= Exercise requirements =
- A) In the faulty system model section, what does Δv_dc describe?
- B) List every term that is added together on the right-hand side of Equation (5) in the faulty system model section.
- C) Quote the faulty system model section, starting with "Several faults can" and going on through "state space dynamics.".

= Given passage =

#####

2.2. Faulty System Model

Several faults can affect the grid side wind energy conversion chain. Among them those refer to a continuous variation in certain parameters over the time which are occurred due to components degradation. For the switched system presented above, some faults are assumed to mainly happen. These main faults (one fault occurs at the same time) are the variation in output filter phases inductance and the variation in the DC-link voltage.

➢ Change in the DC-link voltage

Consider the system of Figure 1, we assume the occurrence of a fault in the DC-link that could be an increase or decrease in the controlled DC-link voltage $v_{dc}$. This fault can be modeled by $v_{d{c}^{\prime }}=v_{dc}+\Delta v_{dc}$ where $v_{dc}$ represents the nominal DC-link voltage value and $\Delta v_{dc}$ describes the unknown fault magnitude. Thus, this fault causes a disturbance in the state space dynamics.

Without loss of generality, it is possible to write the system “Equation (4)” in two parts; one represents the healthy dynamics of the system and the other one captures the effect of the DC-link fault. This is shown in the following representation “Equation (5)”.

$\stackrel{\dot{}}{x}\left(t\right)=Ax\left(t\right)+B_{\sigma \left(t\right)}v\left(t\right)+{\varphi }_1\left(t\right)F_1$ (5)

where, ${\varphi }_1\left(t\right)={\left[\begin{array}{ccc}{p}_1& p_2& p_3\end{array}\right]}^t$ and $F_1=\Delta V_{dc}$.

#####

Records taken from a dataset
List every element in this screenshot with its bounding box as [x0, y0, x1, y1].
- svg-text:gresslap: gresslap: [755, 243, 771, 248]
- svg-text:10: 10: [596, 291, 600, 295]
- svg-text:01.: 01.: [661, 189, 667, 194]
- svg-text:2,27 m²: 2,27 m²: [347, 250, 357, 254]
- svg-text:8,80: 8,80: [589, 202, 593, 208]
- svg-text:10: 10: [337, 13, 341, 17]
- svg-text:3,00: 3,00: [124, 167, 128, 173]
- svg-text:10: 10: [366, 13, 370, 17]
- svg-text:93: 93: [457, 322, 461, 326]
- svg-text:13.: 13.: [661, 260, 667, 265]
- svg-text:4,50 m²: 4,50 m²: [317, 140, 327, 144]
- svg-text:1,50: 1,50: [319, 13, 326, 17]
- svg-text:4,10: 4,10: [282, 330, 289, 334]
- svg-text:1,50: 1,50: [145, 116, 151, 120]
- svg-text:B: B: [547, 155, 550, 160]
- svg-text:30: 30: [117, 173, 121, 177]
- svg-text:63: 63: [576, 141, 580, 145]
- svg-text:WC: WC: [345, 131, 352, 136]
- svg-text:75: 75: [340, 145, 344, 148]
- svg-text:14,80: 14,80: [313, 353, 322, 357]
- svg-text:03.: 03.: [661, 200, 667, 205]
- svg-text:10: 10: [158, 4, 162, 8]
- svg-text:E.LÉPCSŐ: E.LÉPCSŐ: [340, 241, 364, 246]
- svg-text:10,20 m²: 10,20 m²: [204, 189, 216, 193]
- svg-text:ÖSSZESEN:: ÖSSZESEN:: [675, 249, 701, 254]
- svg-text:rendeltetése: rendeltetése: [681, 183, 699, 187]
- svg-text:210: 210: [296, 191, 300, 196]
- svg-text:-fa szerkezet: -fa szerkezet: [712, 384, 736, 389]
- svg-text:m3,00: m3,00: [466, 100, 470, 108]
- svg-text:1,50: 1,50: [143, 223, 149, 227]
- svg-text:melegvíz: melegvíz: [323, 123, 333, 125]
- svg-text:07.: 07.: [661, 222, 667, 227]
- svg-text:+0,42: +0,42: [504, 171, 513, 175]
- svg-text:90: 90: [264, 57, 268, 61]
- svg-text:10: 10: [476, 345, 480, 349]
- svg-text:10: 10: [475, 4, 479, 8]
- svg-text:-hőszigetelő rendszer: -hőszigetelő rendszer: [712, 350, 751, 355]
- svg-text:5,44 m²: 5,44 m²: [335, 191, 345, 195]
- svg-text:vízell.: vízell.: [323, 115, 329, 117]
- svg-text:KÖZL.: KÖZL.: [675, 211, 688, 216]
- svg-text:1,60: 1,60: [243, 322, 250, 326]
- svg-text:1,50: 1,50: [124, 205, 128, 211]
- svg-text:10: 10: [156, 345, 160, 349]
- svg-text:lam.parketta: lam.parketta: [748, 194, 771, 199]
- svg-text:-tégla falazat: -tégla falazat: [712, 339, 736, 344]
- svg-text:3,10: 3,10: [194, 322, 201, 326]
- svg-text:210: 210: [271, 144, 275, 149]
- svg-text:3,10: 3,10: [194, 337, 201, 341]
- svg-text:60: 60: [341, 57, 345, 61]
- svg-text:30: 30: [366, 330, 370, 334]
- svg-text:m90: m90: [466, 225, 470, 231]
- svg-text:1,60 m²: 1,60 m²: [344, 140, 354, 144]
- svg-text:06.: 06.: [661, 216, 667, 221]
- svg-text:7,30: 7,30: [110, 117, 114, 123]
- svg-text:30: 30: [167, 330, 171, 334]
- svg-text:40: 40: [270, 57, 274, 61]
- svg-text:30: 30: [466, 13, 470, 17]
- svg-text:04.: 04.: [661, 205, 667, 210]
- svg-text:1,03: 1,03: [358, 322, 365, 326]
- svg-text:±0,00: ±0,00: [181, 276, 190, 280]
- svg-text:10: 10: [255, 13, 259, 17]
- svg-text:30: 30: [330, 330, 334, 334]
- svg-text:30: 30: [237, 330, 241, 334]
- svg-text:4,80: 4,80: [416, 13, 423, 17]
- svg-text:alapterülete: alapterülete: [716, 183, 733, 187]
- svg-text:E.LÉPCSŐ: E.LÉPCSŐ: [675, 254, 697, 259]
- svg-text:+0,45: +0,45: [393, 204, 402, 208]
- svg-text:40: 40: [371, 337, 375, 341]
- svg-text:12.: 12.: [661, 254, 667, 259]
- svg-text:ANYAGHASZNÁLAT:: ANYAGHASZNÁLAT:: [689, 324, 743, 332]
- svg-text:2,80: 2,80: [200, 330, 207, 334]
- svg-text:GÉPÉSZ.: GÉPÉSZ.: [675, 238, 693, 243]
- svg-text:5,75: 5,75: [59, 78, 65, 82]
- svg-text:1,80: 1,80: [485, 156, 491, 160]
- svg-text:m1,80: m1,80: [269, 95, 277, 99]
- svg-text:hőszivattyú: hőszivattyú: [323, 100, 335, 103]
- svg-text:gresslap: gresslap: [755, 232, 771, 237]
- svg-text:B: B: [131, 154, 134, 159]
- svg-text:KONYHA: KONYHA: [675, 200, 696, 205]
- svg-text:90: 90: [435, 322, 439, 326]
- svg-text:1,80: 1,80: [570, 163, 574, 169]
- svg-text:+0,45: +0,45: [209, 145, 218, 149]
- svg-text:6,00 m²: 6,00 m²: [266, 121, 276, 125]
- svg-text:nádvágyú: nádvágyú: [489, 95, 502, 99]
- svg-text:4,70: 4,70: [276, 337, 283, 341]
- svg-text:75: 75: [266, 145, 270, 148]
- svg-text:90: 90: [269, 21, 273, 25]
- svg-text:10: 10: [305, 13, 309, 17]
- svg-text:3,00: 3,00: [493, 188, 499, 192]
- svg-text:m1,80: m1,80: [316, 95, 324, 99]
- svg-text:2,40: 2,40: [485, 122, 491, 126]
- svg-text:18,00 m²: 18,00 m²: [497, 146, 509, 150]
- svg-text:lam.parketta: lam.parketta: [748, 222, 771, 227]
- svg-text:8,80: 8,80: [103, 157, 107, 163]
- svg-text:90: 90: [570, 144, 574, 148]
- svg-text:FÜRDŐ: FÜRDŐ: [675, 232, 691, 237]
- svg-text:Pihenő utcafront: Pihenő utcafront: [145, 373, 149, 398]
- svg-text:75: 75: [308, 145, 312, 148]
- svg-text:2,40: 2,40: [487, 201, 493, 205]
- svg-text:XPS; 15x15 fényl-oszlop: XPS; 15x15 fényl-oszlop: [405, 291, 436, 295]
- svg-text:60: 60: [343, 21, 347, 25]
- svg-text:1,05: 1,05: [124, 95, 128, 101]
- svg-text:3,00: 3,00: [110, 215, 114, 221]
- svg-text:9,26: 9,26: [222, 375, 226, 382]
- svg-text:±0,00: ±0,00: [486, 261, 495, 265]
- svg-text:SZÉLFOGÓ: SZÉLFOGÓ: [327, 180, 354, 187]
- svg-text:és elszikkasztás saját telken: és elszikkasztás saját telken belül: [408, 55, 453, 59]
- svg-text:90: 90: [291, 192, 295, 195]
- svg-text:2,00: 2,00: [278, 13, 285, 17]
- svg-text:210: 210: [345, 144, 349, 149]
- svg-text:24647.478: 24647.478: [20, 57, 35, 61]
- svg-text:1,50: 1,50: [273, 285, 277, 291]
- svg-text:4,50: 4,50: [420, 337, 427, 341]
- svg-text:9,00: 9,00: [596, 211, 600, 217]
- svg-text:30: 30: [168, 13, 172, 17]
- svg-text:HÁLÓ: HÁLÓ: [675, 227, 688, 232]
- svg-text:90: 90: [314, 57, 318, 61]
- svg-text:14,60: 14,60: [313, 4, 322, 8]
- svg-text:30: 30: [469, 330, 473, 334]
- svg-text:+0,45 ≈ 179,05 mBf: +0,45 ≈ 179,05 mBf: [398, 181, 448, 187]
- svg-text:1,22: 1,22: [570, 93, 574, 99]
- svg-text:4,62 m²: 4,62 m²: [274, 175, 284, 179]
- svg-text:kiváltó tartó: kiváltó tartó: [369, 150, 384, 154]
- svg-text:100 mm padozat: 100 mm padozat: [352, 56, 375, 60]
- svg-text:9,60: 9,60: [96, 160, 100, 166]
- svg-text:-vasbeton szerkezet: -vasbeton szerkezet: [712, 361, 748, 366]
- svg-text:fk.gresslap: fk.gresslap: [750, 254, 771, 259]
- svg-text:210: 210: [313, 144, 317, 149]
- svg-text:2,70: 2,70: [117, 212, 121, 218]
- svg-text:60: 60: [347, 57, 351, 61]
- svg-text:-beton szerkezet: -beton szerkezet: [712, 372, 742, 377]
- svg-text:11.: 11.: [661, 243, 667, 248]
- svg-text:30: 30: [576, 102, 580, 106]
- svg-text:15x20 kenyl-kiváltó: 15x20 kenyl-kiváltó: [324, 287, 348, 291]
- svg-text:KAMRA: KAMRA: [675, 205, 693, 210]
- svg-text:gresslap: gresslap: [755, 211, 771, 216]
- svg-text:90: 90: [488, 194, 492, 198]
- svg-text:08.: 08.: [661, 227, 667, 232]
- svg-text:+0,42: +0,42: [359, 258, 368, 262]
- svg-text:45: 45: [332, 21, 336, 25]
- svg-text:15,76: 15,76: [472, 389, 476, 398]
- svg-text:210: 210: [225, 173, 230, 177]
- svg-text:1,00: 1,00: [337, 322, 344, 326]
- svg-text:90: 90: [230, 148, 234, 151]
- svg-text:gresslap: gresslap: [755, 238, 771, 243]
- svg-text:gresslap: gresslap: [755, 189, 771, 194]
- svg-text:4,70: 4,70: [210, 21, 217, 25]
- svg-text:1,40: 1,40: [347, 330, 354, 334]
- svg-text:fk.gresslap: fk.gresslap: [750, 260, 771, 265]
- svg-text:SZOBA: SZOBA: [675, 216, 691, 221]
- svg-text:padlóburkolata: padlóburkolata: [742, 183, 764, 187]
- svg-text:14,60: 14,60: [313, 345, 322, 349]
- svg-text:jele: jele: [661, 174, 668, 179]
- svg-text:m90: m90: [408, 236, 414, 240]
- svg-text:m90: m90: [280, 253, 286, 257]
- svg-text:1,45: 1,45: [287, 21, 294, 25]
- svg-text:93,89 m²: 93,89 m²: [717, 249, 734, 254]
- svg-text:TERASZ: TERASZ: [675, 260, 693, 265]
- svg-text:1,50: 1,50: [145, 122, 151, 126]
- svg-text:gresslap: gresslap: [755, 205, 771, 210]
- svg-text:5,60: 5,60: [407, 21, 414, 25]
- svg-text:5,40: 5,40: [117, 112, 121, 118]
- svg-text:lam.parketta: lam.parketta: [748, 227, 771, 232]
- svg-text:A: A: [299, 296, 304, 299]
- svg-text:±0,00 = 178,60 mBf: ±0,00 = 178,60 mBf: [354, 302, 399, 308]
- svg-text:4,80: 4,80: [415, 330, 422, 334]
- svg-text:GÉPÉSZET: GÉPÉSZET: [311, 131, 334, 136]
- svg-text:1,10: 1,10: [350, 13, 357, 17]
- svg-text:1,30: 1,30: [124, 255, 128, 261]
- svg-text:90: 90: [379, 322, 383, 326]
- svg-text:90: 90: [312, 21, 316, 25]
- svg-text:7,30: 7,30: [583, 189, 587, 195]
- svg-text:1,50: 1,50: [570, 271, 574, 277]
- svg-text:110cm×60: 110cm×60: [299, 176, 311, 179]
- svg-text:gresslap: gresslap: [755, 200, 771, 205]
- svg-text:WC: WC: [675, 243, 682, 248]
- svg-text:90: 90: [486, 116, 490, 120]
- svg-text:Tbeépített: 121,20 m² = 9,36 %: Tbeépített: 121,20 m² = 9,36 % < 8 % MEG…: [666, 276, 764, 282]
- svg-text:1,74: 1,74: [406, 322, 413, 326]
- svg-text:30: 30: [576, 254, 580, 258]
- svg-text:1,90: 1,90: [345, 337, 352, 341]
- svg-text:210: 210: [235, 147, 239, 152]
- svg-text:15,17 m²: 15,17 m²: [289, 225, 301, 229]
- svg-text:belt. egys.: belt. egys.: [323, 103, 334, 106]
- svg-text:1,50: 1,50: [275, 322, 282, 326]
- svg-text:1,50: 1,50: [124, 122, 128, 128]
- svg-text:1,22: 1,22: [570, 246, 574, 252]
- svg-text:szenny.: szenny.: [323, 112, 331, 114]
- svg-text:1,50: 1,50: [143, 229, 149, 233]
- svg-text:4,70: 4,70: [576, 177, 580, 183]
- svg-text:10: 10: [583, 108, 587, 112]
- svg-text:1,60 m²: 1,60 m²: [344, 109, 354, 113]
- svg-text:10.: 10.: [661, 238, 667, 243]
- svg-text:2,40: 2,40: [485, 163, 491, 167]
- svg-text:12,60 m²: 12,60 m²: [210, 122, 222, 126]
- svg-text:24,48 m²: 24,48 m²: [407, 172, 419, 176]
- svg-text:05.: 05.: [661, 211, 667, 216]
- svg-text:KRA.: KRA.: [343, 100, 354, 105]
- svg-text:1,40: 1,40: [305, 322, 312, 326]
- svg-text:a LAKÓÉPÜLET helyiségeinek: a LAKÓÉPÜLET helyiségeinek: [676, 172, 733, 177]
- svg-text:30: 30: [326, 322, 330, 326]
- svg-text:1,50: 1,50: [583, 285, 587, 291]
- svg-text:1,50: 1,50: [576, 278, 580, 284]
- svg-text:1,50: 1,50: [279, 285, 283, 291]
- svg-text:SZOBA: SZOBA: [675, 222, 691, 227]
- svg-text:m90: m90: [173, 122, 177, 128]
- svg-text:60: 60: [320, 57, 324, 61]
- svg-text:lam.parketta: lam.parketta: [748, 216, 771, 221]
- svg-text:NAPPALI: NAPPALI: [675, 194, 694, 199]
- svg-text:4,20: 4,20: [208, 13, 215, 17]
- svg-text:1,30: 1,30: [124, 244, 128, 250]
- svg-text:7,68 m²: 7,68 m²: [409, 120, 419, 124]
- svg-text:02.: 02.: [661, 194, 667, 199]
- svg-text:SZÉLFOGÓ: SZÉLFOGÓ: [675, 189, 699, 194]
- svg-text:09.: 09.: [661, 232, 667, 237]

#####

= Answers given =
- A) It describes the unknown fault magnitude.

- B) Ax(t), B_σ(t)v(t), φ₁(t)F₁

- C)
Several faults can affect the grid side wind energy conversion chain. Among them those refer to a continuous variation in certain parameters over the time which are occurred due to components degradation. For the switched system presented above, some faults are assumed to mainly happen. These main faults (one fault occurs at the same time) are the variation in output filter phases inductance and the variation in the DC-link voltage.

➢ Change in the DC-link voltage

Consider the system of Figure 1, we assume the occurrence of a fault in the DC-link that could be an increase or decrease in the controlled DC-link voltage $v_{dc}$. This fault can be modeled by $v_{d{c}^{\prime }}=v_{dc}+\Delta v_{dc}$ where $v_{dc}$ represents the nominal DC-link voltage value and $\Delta v_{dc}$ describes the unknown fault magnitude. Thus, this fault causes a disturbance in the state space dynamics.